:: Supplied records

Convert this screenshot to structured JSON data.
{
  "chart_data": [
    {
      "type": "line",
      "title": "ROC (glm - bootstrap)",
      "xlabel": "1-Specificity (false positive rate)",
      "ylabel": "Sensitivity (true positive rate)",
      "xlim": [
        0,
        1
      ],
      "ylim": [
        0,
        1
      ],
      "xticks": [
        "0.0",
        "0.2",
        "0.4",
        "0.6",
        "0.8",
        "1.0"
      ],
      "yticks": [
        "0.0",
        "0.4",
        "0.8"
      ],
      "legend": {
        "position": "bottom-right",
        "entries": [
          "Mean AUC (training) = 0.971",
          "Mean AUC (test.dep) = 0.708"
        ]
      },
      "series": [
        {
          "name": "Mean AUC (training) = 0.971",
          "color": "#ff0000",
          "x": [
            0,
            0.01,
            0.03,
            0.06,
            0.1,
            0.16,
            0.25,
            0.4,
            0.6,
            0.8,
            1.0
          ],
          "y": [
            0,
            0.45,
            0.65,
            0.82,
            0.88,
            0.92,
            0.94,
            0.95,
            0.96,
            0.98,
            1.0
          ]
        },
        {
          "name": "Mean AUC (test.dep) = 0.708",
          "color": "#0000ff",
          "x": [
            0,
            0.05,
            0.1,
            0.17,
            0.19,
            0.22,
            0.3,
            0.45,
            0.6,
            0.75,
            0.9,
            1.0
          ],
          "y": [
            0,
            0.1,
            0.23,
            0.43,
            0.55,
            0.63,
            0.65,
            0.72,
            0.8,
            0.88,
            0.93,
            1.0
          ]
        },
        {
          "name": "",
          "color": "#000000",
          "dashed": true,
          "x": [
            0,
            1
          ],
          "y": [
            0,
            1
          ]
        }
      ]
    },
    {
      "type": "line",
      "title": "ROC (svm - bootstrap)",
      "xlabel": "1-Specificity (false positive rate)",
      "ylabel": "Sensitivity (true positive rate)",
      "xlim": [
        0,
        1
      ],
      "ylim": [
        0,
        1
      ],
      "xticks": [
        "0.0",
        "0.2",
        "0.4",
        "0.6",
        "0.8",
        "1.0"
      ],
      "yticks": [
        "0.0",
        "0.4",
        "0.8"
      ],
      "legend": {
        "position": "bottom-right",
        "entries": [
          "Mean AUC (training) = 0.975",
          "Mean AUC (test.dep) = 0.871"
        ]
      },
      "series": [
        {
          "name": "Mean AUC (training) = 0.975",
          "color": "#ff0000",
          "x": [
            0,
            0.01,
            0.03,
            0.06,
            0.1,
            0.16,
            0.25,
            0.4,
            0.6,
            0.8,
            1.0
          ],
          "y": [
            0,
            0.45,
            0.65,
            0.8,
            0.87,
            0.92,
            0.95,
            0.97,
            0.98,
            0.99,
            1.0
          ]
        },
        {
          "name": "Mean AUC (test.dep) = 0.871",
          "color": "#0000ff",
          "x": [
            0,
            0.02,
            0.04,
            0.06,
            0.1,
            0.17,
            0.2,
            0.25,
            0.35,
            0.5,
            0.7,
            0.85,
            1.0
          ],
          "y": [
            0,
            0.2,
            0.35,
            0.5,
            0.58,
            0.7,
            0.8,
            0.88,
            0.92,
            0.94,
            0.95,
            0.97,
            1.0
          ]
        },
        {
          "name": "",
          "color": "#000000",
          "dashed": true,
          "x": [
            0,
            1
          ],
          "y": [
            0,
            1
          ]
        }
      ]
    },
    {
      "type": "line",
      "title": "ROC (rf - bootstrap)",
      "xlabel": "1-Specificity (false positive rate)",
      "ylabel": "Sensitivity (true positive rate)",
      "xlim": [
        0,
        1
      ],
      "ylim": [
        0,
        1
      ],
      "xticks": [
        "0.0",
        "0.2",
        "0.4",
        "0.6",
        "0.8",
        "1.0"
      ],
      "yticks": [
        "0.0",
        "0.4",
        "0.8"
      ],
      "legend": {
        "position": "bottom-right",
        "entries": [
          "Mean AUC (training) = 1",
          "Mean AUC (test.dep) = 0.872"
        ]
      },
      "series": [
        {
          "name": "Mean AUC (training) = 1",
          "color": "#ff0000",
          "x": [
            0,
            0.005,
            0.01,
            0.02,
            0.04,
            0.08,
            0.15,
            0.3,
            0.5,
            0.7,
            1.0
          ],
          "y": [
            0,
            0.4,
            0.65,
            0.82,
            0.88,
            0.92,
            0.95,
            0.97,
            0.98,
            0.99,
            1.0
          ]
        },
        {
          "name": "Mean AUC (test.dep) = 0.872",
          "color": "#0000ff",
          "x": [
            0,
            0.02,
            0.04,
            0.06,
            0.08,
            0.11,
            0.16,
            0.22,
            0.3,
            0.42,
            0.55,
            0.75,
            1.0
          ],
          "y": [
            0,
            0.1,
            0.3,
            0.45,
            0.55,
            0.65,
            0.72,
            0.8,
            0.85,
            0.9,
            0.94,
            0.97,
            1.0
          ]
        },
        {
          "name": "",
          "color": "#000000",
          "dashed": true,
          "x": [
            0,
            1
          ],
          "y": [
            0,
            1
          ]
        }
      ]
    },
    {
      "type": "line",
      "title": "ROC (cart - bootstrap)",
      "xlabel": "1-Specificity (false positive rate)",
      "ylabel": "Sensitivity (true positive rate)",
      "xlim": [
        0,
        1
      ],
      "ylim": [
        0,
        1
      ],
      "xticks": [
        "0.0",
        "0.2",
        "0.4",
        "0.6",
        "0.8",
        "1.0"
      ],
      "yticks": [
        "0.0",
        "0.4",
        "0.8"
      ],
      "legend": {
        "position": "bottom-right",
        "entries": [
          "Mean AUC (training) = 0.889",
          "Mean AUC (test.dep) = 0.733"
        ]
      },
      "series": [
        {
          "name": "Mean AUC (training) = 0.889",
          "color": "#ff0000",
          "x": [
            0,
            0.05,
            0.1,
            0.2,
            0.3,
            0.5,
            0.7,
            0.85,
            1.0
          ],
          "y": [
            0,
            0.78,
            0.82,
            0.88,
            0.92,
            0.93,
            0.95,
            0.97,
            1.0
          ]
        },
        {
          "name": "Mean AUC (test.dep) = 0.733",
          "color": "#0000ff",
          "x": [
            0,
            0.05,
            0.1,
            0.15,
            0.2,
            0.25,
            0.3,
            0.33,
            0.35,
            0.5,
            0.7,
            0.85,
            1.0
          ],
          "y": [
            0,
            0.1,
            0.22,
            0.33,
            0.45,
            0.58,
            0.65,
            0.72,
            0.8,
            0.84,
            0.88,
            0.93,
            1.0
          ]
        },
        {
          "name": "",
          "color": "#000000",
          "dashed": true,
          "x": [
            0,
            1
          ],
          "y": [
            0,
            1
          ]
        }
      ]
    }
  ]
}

::::

Required work:
Where a line above contains the string "training", copy that line.

Correct output:
          "Mean AUC (training) = 0.971",
          "name": "Mean AUC (training) = 0.971",
          "Mean AUC (training) = 0.975",
          "name": "Mean AUC (training) = 0.975",
          "Mean AUC (training) = 1",
          "name": "Mean AUC (training) = 1",
          "Mean AUC (training) = 0.889",
          "name": "Mean AUC (training) = 0.889",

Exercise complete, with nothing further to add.